(Data entries for graphics)
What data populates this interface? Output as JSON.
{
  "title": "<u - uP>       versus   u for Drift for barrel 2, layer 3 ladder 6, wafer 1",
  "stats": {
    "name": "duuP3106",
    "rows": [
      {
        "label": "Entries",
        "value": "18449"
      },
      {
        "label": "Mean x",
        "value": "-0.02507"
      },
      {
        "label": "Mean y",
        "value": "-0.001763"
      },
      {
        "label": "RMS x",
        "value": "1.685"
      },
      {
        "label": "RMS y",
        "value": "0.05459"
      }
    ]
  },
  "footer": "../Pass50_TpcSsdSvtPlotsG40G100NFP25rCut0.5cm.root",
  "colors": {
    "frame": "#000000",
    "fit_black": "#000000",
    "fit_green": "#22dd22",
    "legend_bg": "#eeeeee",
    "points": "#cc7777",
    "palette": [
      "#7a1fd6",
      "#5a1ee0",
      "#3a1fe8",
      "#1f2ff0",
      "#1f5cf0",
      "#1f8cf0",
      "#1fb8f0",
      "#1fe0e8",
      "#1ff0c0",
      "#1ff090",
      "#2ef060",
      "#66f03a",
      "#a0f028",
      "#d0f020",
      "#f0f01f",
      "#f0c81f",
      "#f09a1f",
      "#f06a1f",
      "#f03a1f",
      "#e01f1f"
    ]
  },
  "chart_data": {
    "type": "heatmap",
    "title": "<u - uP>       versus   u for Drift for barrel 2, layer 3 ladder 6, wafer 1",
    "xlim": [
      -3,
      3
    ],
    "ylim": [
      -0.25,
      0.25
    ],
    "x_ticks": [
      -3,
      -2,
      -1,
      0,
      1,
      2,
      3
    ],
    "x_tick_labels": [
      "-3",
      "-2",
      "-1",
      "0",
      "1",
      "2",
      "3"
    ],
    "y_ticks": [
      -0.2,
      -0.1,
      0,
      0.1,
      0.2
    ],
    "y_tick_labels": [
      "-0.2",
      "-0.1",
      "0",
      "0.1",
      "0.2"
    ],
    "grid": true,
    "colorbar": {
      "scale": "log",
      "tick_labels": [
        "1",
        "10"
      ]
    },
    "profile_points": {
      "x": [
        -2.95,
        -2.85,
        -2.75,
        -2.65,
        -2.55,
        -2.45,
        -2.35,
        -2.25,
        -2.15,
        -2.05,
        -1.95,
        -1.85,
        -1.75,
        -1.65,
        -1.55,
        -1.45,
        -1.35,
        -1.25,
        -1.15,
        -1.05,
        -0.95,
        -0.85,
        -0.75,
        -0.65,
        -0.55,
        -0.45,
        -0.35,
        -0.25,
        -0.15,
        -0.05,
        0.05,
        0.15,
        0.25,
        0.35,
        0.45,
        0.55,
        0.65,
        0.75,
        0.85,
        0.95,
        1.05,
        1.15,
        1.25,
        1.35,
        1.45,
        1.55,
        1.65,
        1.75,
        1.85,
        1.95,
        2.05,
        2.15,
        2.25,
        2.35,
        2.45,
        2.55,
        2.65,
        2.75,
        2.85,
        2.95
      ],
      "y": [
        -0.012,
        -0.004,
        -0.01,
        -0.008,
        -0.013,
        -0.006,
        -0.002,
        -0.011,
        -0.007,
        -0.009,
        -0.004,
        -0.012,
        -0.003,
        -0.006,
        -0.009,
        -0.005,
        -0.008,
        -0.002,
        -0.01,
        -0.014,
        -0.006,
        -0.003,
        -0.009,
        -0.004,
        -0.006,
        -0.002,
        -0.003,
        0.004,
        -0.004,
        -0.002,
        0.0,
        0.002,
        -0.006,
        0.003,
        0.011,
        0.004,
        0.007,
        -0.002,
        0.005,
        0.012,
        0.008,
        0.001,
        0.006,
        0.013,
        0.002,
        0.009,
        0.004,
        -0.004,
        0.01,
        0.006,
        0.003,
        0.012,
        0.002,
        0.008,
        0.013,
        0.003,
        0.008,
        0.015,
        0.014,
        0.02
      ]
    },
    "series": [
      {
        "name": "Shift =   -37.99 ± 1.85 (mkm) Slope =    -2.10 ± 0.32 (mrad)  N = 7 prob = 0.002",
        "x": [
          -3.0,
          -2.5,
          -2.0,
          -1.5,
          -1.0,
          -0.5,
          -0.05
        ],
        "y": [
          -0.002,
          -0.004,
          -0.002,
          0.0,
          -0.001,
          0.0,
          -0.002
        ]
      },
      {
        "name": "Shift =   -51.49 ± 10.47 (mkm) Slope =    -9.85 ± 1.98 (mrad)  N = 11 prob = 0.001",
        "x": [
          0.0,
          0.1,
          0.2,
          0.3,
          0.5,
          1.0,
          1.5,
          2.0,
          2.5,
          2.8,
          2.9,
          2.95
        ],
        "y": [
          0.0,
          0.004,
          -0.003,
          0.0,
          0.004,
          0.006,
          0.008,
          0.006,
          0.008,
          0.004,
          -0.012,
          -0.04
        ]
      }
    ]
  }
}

- _WORK TO DO_: In the entries above, find lines with "versus" and copy each.

- _CORRECT OUTPUT_:
  "title": "<u - uP>       versus   u for Drift for barrel 2, layer 3 ladder 6, wafer 1",
    "title": "<u - uP>       versus   u for Drift for barrel 2, layer 3 ladder 6, wafer 1",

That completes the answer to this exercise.